**What you have to do:**
Pull every line holding the string "sulle" from the records below.

======== Data entries

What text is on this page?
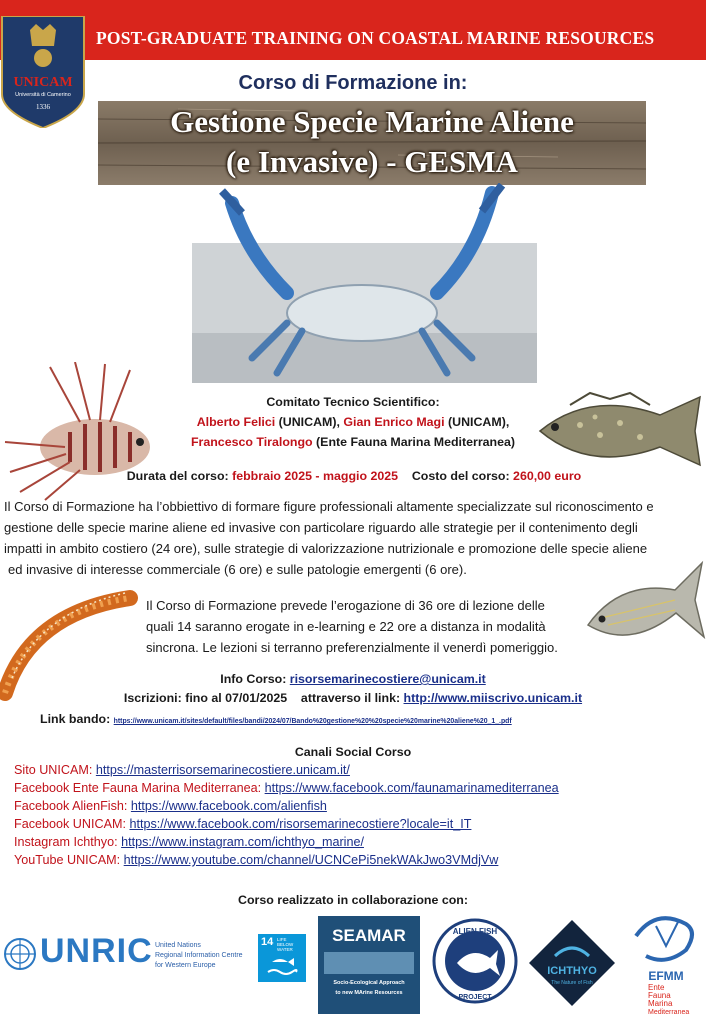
POST-GRADUATE TRAINING ON COASTAL MARINE RESOURCES
UNICAM
Università di Camerino
1336
Corso di Formazione in:
Gestione Specie Marine Aliene
(e Invasive) - GESMA
Comitato Tecnico Scientifico:
Alberto Felici (UNICAM), Gian Enrico Magi (UNICAM),
Francesco Tiralongo (Ente Fauna Marina Mediterranea)
Durata del corso: febbraio 2025 - maggio 2025 Costo del corso: 260,00 euro
Il Corso di Formazione ha l’obbiettivo di formare figure professionali altamente specializzate sul riconoscimento e
gestione delle specie marine aliene ed invasive con particolare riguardo alle strategie per il contenimento degli
impatti in ambito costiero (24 ore), sulle strategie di valorizzazione nutrizionale e promozione delle specie aliene
ed invasive di interesse commerciale (6 ore) e sulle patologie emergenti (6 ore).
Il Corso di Formazione prevede l’erogazione di 36 ore di lezione delle
quali 14 saranno erogate in e-learning e 22 ore a distanza in modalità
sincrona. Le lezioni si terranno preferenzialmente il venerdì pomeriggio.
Info Corso: risorsemarinecostiere@unicam.it
Iscrizioni: fino al 07/01/2025 attraverso il link: http://www.miiscrivo.unicam.it
Link bando: https://www.unicam.it/sites/default/files/bandi/2024/07/Bando%20gestione%20%20specie%20marine%20aliene%20_1_.pdf
Canali Social Corso
Sito UNICAM: https://masterrisorsemarinecostiere.unicam.it/
Facebook Ente Fauna Marina Mediterranea: https://www.facebook.com/faunamarinamediterranea
Facebook AlienFish: https://www.facebook.com/alienfish
Facebook UNICAM: https://www.facebook.com/risorsemarinecostiere?locale=it_IT
Instagram Ichthyo: https://www.instagram.com/ichthyo_marine/
YouTube UNICAM: https://www.youtube.com/channel/UCNCePi5nekWAkJwo3VMdjVw
Corso realizzato in collaborazione con:
UNRIC United Nations
Regional Information Centre
for Western Europe
14 LIFE
BELOW WATER
SEAMAR
Socio-Ecological Approach
to new MArine Resources
ALIEN FISH
PROJECT
ICHTHYO
The Nature of Fish	EFMM
Ente
Fauna
Marina
Mediterranea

================

**Problem solution:**
impatti in ambito costiero (24 ore), sulle strategie di valorizzazione nutrizionale e promozione delle specie aliene
ed invasive di interesse commerciale (6 ore) e sulle patologie emergenti (6 ore).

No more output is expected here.